(Saved entries)
## begin

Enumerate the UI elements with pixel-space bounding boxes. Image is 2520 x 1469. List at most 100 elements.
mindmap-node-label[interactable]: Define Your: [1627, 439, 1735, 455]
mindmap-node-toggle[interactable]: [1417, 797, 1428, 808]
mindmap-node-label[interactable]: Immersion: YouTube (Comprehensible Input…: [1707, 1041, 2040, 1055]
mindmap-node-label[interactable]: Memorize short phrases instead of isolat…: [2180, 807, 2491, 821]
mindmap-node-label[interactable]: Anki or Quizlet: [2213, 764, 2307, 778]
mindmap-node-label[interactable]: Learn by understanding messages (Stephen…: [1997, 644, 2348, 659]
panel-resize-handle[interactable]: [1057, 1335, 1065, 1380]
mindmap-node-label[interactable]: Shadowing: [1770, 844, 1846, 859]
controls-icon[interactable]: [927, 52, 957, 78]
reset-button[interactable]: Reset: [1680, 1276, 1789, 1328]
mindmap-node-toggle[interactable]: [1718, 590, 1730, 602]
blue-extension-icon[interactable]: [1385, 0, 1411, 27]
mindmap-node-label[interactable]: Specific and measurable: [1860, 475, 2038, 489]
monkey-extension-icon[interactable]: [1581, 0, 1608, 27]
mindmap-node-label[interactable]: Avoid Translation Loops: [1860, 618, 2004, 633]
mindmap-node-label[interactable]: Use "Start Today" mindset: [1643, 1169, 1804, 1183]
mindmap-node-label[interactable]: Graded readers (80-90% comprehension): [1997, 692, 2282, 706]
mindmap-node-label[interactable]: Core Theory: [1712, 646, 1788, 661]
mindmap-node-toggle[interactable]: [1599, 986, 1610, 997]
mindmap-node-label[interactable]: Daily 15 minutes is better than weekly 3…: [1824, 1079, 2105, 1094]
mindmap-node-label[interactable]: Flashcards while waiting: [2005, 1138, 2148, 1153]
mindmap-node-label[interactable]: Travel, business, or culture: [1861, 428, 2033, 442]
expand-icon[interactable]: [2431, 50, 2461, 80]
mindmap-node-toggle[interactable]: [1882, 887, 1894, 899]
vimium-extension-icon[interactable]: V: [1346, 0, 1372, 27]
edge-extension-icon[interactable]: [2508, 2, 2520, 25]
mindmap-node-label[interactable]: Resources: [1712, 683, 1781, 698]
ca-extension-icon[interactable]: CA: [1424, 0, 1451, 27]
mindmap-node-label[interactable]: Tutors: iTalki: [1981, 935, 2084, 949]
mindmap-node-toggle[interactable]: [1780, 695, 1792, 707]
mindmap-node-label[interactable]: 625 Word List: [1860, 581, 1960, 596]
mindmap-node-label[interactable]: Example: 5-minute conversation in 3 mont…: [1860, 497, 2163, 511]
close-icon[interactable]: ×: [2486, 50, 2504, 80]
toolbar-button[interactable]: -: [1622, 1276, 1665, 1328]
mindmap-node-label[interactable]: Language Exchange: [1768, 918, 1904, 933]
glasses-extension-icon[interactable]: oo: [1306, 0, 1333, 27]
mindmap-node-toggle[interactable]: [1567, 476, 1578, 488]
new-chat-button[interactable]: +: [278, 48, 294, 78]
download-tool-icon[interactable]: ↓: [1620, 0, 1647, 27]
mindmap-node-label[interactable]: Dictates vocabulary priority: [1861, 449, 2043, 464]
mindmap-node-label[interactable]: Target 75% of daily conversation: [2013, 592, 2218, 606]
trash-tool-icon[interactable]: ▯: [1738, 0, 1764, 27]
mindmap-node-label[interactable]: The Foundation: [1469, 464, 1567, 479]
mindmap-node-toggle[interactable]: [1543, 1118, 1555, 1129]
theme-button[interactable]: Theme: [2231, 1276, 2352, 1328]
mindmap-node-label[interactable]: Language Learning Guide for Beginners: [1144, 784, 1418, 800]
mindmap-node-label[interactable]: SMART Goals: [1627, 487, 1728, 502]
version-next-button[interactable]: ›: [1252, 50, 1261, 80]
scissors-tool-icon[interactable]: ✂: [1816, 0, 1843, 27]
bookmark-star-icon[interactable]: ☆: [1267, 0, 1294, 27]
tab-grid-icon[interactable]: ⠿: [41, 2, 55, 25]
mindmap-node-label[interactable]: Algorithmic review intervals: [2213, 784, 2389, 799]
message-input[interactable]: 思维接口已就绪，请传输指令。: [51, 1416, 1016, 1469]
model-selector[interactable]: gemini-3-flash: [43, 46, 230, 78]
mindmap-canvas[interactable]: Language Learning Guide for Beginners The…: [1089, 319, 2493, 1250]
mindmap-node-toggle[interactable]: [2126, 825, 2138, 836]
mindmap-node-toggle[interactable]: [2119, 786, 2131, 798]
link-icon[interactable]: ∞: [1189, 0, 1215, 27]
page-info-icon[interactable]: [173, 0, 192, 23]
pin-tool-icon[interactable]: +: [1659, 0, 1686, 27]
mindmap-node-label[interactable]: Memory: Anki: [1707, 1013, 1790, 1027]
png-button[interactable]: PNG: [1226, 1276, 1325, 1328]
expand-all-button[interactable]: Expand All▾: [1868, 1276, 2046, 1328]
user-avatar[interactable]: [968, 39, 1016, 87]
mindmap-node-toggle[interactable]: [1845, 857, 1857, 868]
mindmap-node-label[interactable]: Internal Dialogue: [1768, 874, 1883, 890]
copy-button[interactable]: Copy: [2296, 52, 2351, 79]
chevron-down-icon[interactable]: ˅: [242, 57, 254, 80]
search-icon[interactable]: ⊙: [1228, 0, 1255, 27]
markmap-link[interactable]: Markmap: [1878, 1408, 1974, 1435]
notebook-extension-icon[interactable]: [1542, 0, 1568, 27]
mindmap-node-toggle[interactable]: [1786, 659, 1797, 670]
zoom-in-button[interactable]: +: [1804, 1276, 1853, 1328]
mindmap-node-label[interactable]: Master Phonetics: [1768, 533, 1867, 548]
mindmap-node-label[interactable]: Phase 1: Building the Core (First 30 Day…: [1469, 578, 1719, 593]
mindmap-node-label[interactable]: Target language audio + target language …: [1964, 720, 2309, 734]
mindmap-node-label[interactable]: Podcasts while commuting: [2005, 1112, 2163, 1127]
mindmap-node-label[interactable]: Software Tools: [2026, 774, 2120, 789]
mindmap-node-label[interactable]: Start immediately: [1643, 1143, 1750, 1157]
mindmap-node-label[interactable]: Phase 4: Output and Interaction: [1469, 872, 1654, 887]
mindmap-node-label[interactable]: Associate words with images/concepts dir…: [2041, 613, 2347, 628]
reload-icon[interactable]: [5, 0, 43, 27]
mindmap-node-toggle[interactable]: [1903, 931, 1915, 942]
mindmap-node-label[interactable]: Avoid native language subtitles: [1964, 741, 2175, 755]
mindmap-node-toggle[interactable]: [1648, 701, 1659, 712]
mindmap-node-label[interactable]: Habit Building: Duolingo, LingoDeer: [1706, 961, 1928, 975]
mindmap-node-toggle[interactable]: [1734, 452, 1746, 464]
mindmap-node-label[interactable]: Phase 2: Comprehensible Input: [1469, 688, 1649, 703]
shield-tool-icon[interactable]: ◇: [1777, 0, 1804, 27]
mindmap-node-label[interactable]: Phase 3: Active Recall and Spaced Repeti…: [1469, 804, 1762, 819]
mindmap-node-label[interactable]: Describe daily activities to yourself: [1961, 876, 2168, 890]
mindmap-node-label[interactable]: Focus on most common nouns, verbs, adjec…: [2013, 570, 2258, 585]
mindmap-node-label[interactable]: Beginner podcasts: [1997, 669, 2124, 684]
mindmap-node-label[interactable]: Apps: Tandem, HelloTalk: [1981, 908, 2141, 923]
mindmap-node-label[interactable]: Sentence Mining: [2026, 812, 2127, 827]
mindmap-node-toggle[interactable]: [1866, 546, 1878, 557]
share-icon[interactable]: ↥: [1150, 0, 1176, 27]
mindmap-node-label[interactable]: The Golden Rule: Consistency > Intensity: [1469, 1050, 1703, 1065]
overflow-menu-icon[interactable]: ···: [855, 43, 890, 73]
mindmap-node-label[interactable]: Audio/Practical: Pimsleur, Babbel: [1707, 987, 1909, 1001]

## end

■ WRITTEN REQUEST ■
Please output the saved entries from the start through the line containing "mindmap-node-label[interactable]: Immersion: YouTube", reproducing each line exactly.

■ RESULT OF THIS TASK ■
Enumerate the UI elements with pixel-space bounding boxes. Image is 2520 x 1469. List at most 100 elements.
mindmap-node-label[interactable]: Define Your: [1627, 439, 1735, 455]
mindmap-node-toggle[interactable]: [1417, 797, 1428, 808]
mindmap-node-label[interactable]: Immersion: YouTube (Comprehensible Input…: [1707, 1041, 2040, 1055]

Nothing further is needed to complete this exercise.